Problem details
Determine which lines of the records include the word "with", and copy them.
+++ Material shown +++
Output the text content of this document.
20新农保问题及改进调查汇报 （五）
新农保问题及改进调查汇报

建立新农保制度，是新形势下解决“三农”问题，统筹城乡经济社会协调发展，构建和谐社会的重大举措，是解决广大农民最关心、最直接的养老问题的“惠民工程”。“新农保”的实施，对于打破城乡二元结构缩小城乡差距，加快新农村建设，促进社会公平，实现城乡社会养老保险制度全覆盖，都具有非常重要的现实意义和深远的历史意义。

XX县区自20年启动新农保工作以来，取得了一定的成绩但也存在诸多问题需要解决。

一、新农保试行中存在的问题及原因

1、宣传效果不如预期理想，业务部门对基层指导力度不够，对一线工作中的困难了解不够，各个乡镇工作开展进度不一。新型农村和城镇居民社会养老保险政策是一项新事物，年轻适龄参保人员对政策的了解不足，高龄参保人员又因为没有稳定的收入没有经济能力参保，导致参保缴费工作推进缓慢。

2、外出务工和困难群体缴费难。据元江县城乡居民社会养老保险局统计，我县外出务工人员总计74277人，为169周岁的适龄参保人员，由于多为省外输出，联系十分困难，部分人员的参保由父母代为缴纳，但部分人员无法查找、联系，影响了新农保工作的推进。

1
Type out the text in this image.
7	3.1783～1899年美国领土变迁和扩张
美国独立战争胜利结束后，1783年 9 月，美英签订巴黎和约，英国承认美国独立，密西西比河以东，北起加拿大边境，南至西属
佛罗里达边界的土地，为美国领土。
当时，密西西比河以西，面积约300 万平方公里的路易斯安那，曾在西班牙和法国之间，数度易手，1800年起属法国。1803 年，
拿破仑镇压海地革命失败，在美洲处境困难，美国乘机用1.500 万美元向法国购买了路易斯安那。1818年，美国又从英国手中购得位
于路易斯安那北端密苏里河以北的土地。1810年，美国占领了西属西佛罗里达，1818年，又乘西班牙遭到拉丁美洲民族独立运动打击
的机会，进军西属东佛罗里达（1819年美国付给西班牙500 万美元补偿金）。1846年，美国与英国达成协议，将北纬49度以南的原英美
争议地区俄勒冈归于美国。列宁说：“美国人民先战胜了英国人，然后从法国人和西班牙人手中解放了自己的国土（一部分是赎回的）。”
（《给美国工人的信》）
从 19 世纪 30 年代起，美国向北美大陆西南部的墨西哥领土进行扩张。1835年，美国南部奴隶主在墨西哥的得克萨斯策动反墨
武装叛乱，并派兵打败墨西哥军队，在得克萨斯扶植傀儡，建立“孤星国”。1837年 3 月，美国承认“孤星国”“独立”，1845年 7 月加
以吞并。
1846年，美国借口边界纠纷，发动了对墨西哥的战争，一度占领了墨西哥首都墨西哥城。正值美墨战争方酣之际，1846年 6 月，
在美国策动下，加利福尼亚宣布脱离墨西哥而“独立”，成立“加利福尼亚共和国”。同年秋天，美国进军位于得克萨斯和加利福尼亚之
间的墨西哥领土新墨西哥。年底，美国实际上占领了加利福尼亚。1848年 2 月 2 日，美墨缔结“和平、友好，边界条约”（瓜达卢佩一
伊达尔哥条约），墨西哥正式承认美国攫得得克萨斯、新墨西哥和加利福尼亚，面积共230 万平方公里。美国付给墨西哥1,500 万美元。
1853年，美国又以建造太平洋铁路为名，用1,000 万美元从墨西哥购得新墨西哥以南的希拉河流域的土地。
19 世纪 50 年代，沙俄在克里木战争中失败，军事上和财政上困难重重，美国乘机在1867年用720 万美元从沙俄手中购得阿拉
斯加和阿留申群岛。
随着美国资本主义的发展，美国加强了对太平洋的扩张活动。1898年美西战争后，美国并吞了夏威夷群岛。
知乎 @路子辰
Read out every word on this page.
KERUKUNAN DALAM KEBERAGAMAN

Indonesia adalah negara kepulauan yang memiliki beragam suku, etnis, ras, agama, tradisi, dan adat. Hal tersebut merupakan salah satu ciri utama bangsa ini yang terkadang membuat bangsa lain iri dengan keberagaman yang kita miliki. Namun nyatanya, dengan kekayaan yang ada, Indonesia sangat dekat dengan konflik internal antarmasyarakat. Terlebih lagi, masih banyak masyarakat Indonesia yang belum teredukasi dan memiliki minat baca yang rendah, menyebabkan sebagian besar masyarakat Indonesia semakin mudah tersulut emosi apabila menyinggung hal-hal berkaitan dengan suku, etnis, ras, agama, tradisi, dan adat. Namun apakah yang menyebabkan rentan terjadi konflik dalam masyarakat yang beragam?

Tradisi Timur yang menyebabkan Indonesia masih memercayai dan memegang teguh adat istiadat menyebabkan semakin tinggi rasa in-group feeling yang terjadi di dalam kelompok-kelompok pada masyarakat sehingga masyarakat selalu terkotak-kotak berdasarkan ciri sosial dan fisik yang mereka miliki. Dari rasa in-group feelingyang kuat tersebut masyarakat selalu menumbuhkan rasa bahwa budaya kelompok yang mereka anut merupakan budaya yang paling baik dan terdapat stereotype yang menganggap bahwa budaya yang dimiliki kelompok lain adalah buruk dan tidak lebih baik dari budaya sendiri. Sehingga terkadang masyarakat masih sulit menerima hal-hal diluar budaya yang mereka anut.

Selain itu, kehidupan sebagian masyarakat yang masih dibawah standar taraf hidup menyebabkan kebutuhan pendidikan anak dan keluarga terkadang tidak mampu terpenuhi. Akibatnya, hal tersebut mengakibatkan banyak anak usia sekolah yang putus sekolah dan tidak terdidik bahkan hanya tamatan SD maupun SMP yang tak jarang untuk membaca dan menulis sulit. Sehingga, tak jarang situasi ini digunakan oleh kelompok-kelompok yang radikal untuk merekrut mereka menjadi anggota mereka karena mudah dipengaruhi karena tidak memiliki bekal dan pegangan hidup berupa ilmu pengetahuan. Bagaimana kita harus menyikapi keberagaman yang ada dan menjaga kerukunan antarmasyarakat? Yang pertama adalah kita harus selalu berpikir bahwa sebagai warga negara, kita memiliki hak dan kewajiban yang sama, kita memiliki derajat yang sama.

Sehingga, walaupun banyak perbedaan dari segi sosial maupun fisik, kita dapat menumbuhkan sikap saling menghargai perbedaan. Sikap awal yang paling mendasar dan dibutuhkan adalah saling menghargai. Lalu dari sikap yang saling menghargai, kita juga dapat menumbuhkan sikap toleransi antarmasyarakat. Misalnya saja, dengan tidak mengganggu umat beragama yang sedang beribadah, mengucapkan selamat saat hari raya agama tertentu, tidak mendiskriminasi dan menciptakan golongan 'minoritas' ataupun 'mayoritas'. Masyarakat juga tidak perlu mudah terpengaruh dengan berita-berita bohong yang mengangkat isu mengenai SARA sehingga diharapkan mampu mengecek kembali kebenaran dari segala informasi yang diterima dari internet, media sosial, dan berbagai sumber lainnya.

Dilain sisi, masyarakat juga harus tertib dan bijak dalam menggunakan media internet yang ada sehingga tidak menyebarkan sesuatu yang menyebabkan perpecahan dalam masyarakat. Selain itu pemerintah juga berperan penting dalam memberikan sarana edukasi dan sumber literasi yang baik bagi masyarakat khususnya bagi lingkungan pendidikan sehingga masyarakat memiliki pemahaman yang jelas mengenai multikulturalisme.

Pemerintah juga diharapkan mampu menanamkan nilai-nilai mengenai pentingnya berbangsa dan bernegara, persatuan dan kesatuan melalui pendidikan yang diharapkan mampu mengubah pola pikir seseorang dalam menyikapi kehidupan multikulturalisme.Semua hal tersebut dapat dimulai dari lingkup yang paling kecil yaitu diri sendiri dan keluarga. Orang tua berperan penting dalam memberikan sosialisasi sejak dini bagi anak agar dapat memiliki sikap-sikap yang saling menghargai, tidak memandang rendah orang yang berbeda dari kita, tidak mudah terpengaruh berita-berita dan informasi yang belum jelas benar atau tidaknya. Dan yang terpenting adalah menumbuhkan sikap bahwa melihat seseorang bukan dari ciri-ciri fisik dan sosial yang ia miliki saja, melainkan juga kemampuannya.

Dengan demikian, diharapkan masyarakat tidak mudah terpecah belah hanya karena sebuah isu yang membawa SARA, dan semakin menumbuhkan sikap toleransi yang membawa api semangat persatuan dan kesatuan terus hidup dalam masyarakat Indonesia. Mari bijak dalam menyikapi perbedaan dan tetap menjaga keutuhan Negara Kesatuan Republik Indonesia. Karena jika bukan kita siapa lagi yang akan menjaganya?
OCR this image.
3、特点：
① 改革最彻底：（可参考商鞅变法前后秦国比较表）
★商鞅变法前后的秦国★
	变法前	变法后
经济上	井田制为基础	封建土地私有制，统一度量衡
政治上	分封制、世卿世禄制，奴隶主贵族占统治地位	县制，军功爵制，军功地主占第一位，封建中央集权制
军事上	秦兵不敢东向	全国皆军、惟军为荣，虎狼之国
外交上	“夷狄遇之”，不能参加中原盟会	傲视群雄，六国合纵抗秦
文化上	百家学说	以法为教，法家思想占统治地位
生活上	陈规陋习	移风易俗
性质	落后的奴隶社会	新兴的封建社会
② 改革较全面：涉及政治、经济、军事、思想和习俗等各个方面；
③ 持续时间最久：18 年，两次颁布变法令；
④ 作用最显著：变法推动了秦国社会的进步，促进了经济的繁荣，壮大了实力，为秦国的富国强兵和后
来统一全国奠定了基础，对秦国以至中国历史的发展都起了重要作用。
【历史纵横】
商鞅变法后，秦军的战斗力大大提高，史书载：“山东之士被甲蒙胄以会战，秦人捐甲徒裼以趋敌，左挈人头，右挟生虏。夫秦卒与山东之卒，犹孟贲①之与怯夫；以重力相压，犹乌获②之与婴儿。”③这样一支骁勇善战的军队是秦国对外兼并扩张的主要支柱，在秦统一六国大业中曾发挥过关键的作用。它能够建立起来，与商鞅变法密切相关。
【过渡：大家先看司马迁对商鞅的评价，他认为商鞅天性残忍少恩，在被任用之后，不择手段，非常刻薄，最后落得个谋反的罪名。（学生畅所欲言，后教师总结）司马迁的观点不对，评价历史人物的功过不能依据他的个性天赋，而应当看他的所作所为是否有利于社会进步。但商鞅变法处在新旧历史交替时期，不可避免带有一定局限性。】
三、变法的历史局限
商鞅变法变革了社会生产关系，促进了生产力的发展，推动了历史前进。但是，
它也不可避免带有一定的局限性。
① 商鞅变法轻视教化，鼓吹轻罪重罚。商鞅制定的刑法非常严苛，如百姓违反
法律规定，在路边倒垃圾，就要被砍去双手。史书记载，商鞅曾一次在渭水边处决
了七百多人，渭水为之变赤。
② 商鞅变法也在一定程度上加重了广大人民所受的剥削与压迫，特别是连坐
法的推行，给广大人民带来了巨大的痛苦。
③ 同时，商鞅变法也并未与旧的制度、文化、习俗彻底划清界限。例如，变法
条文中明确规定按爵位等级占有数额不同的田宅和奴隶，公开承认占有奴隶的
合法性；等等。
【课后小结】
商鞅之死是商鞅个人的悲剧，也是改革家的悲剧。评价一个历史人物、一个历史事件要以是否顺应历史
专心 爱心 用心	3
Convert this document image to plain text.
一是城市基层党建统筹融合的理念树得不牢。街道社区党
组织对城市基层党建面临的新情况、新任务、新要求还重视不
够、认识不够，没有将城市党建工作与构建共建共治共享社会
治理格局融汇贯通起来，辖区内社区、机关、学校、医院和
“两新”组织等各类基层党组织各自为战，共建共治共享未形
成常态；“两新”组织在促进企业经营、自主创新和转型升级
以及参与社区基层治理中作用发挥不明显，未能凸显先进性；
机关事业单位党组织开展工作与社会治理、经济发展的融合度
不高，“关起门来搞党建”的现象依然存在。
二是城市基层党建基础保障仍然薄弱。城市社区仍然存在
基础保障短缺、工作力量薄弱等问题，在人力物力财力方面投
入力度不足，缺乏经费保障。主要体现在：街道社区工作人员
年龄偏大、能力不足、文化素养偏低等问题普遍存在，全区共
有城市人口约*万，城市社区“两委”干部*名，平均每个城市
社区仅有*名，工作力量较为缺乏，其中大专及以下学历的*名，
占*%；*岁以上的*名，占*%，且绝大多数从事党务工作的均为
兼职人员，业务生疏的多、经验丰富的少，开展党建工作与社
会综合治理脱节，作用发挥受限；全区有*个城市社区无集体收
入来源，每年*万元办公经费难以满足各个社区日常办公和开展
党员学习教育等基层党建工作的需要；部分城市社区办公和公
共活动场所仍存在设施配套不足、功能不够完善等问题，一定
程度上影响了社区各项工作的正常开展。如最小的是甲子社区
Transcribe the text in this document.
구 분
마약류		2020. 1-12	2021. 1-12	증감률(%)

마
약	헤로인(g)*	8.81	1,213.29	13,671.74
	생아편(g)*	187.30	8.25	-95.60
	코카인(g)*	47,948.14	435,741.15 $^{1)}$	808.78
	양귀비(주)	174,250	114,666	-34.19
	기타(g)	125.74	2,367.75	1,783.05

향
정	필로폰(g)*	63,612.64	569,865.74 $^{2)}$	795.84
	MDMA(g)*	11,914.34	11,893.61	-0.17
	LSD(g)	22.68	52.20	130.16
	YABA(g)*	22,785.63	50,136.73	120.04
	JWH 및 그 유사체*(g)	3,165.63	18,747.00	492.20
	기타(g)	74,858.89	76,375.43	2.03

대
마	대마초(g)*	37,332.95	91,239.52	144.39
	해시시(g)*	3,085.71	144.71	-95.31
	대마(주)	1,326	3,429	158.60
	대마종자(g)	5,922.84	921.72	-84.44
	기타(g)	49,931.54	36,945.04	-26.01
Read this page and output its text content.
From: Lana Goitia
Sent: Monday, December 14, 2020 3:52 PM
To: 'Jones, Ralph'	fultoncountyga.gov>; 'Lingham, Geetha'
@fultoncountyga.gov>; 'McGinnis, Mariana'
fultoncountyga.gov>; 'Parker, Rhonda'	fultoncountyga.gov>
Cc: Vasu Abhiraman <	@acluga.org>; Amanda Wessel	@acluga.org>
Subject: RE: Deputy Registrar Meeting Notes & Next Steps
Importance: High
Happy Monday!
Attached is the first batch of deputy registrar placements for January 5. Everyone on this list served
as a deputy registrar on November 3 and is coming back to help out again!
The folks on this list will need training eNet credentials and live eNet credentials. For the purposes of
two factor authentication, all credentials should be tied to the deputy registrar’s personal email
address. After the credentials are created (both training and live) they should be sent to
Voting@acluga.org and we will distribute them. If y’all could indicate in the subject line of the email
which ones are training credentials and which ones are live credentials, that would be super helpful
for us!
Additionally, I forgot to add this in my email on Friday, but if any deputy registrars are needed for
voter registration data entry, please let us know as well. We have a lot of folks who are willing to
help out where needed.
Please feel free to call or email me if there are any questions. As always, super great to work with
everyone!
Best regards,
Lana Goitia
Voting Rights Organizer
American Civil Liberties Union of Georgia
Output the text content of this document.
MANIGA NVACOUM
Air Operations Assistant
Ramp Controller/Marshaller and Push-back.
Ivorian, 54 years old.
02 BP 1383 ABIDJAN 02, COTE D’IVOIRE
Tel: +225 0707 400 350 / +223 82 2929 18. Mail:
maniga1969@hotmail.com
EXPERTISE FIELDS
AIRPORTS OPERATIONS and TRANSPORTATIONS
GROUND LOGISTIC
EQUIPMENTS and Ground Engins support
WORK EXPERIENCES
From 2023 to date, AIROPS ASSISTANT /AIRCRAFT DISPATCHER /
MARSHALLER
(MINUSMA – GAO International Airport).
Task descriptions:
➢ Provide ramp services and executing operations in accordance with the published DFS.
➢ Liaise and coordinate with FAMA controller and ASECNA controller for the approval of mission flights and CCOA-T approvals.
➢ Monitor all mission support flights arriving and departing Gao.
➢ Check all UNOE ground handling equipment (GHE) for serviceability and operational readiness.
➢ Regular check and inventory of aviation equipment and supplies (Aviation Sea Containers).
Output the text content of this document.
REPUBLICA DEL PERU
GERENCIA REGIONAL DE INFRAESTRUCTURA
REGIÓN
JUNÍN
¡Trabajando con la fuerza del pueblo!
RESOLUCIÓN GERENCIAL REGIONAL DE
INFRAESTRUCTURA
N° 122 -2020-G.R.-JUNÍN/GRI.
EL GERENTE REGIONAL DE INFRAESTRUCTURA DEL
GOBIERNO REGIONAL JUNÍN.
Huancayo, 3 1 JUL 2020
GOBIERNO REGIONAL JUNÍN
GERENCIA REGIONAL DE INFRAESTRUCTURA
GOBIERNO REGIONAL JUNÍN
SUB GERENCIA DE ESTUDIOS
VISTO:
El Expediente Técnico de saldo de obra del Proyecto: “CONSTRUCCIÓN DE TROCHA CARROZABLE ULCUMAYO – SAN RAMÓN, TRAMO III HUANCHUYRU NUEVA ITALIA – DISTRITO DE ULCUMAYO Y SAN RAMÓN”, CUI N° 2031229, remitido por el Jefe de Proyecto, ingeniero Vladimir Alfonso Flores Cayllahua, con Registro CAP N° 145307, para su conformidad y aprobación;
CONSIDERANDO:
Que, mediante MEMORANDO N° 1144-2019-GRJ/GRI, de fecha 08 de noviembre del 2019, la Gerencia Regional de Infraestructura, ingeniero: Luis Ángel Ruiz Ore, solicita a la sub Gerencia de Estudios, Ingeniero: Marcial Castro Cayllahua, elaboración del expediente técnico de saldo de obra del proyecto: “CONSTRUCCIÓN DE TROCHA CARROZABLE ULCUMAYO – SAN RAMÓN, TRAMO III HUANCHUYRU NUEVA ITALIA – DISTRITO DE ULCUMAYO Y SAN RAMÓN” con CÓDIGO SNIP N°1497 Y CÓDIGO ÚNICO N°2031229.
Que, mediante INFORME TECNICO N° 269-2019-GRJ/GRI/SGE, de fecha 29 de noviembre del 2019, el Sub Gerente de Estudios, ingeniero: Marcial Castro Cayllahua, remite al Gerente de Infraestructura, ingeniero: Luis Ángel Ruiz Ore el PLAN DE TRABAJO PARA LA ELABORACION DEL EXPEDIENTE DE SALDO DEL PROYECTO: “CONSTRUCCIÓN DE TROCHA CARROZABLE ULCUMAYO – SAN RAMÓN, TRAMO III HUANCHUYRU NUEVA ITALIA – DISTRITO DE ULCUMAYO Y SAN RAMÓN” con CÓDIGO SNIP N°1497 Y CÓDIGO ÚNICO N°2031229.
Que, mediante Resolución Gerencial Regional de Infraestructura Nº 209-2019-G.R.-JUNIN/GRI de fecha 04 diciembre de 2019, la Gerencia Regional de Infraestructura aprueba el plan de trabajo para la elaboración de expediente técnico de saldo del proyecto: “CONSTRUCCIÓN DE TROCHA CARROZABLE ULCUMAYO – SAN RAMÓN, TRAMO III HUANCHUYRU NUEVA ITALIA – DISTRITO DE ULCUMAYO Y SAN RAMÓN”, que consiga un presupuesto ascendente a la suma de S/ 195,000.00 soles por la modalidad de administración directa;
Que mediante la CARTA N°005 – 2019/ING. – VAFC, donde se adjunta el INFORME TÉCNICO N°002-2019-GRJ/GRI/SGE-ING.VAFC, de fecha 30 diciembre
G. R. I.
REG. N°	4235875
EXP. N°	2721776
+++
Exercise output
Please feel free to call or email me if there are any questions. As always, super great to work with
➢ Provide ramp services and executing operations in accordance with the published DFS.
➢ Liaise and coordinate with FAMA controller and ASECNA controller for the approval of mission flights and CCOA-T approvals.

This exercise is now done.